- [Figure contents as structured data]
========================

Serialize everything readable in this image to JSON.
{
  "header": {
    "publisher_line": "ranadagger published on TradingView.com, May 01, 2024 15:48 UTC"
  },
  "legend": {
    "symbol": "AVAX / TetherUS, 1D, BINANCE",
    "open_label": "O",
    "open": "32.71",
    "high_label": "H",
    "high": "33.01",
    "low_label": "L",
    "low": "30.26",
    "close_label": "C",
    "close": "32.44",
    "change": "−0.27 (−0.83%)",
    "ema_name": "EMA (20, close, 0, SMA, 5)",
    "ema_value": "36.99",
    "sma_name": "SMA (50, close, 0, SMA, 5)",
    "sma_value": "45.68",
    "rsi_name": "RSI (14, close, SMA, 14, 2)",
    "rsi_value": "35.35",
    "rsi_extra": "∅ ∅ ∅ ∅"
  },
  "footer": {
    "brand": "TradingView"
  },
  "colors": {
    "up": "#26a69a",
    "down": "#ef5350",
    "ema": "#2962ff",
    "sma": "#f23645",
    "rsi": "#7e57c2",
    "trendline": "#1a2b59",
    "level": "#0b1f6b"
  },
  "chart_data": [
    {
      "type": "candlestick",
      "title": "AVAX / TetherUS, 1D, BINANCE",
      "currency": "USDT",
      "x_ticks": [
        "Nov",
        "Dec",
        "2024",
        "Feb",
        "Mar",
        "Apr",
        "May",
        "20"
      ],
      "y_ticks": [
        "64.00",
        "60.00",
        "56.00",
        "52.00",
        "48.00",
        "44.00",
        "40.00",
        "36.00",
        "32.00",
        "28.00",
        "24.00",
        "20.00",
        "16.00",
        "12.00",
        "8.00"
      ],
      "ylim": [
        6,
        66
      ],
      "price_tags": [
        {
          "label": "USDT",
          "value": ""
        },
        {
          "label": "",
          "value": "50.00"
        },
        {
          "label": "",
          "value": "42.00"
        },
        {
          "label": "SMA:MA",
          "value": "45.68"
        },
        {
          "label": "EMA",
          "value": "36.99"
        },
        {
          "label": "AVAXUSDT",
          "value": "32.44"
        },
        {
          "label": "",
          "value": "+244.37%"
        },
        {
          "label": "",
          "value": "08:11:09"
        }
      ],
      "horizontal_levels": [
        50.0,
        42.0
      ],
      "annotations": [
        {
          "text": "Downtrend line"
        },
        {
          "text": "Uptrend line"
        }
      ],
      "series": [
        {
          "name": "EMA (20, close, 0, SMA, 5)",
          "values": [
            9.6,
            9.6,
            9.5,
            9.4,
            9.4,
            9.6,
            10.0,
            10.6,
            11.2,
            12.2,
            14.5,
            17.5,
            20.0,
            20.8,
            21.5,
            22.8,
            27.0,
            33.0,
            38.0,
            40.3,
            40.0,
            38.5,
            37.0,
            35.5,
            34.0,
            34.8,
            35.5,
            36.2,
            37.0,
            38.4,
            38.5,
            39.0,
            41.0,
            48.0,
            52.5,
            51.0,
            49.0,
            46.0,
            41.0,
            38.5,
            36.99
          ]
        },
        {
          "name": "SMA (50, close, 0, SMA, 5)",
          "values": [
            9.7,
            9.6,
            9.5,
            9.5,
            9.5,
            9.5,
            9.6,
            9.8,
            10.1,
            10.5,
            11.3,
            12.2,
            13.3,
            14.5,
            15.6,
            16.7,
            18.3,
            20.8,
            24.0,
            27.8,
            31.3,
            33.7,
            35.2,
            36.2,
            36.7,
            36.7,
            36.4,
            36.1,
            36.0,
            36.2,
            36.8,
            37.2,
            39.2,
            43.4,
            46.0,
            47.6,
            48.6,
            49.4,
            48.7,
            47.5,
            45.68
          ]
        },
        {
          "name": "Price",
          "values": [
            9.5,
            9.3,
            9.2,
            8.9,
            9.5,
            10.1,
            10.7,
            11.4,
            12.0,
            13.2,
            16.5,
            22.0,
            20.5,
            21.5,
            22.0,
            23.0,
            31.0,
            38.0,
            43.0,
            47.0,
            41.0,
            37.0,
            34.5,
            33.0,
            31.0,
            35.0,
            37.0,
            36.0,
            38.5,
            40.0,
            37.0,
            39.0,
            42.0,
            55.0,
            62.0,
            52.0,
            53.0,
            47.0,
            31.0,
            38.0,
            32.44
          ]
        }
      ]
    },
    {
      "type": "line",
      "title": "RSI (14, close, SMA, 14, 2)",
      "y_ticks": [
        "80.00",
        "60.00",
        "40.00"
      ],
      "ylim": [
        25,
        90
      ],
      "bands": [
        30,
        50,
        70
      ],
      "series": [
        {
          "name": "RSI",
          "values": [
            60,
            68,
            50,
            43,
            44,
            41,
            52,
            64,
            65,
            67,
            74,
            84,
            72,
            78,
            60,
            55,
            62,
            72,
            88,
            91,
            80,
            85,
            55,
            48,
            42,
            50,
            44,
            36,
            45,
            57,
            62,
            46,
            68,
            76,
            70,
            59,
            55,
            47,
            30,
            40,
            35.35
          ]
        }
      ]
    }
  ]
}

========================

Each line above must be reproduced exactly as it stands.

- [Correct answer]
Serialize everything readable in this image to JSON.
{
  "header": {
    "publisher_line": "ranadagger published on TradingView.com, May 01, 2024 15:48 UTC"
  },
  "legend": {
    "symbol": "AVAX / TetherUS, 1D, BINANCE",
    "open_label": "O",
    "open": "32.71",
    "high_label": "H",
    "high": "33.01",
    "low_label": "L",
    "low": "30.26",
    "close_label": "C",
    "close": "32.44",
    "change": "−0.27 (−0.83%)",
    "ema_name": "EMA (20, close, 0, SMA, 5)",
    "ema_value": "36.99",
    "sma_name": "SMA (50, close, 0, SMA, 5)",
    "sma_value": "45.68",
    "rsi_name": "RSI (14, close, SMA, 14, 2)",
    "rsi_value": "35.35",
    "rsi_extra": "∅ ∅ ∅ ∅"
  },
  "footer": {
    "brand": "TradingView"
  },
  "colors": {
    "up": "#26a69a",
    "down": "#ef5350",
    "ema": "#2962ff",
    "sma": "#f23645",
    "rsi": "#7e57c2",
    "trendline": "#1a2b59",
    "level": "#0b1f6b"
  },
  "chart_data": [
    {
      "type": "candlestick",
      "title": "AVAX / TetherUS, 1D, BINANCE",
      "currency": "USDT",
      "x_ticks": [
        "Nov",
        "Dec",
        "2024",
        "Feb",
        "Mar",
        "Apr",
        "May",
        "20"
      ],
      "y_ticks": [
        "64.00",
        "60.00",
        "56.00",
        "52.00",
        "48.00",
        "44.00",
        "40.00",
        "36.00",
        "32.00",
        "28.00",
        "24.00",
        "20.00",
        "16.00",
        "12.00",
        "8.00"
      ],
      "ylim": [
        6,
        66
      ],
      "price_tags": [
        {
          "label": "USDT",
          "value": ""
        },
        {
          "label": "",
          "value": "50.00"
        },
        {
          "label": "",
          "value": "42.00"
        },
        {
          "label": "SMA:MA",
          "value": "45.68"
        },
        {
          "label": "EMA",
          "value": "36.99"
        },
        {
          "label": "AVAXUSDT",
          "value": "32.44"
        },
        {
          "label": "",
          "value": "+244.37%"
        },
        {
          "label": "",
          "value": "08:11:09"
        }
      ],
      "horizontal_levels": [
        50.0,
        42.0
      ],
      "annotations": [
        {
          "text": "Downtrend line"
        },
        {
          "text": "Uptrend line"
        }
      ],
      "series": [
        {
          "name": "EMA (20, close, 0, SMA, 5)",
          "values": [
            9.6,
            9.6,
            9.5,
            9.4,
            9.4,
            9.6,
            10.0,
            10.6,
            11.2,
            12.2,
            14.5,
            17.5,
            20.0,
            20.8,
            21.5,
            22.8,
            27.0,
            33.0,
            38.0,
            40.3,
            40.0,
            38.5,
            37.0,
            35.5,
            34.0,
            34.8,
            35.5,
            36.2,
            37.0,
            38.4,
            38.5,
            39.0,
            41.0,
            48.0,
            52.5,
            51.0,
            49.0,
            46.0,
            41.0,
            38.5,
            36.99
          ]
        },
        {
          "name": "SMA (50, close, 0, SMA, 5)",
          "values": [
            9.7,
            9.6,
            9.5,
            9.5,
            9.5,
            9.5,
            9.6,
            9.8,
            10.1,
            10.5,
            11.3,
            12.2,
            13.3,
            14.5,
            15.6,
            16.7,
            18.3,
            20.8,
            24.0,
            27.8,
            31.3,
            33.7,
            35.2,
            36.2,
            36.7,
            36.7,
            36.4,
            36.1,
            36.0,
            36.2,
            36.8,
            37.2,
            39.2,
            43.4,
            46.0,
            47.6,
            48.6,
            49.4,
            48.7,
            47.5,
            45.68
          ]
        },
        {
          "name": "Price",
          "values": [
            9.5,
            9.3,
            9.2,
            8.9,
            9.5,
            10.1,
            10.7,
            11.4,
            12.0,
            13.2,
            16.5,
            22.0,
            20.5,
            21.5,
            22.0,
            23.0,
            31.0,
            38.0,
            43.0,
            47.0,
            41.0,
            37.0,
            34.5,
            33.0,
            31.0,
            35.0,
            37.0,
            36.0,
            38.5,
            40.0,
            37.0,
            39.0,
            42.0,
            55.0,
            62.0,
            52.0,
            53.0,
            47.0,
            31.0,
            38.0,
            32.44
          ]
        }
      ]
    },
    {
      "type": "line",
      "title": "RSI (14, close, SMA, 14, 2)",
      "y_ticks": [
        "80.00",
        "60.00",
        "40.00"
      ],
      "ylim": [
        25,
        90
      ],
      "bands": [
        30,
        50,
        70
      ],
      "series": [
        {
          "name": "RSI",
          "values": [
            60,
            68,
            50,
            43,
            44,
            41,
            52,
            64,
            65,
            67,
            74,
            84,
            72,
            78,
            60,
            55,
            62,
            72,
            88,
            91,
            80,
            85,
            55,
            48,
            42,
            50,
            44,
            36,
            45,
            57,
            62,
            46,
            68,
            76,
            70,
            59,
            55,
            47,
            30,
            40,
            35.35
          ]
        }
      ]
    }
  ]
}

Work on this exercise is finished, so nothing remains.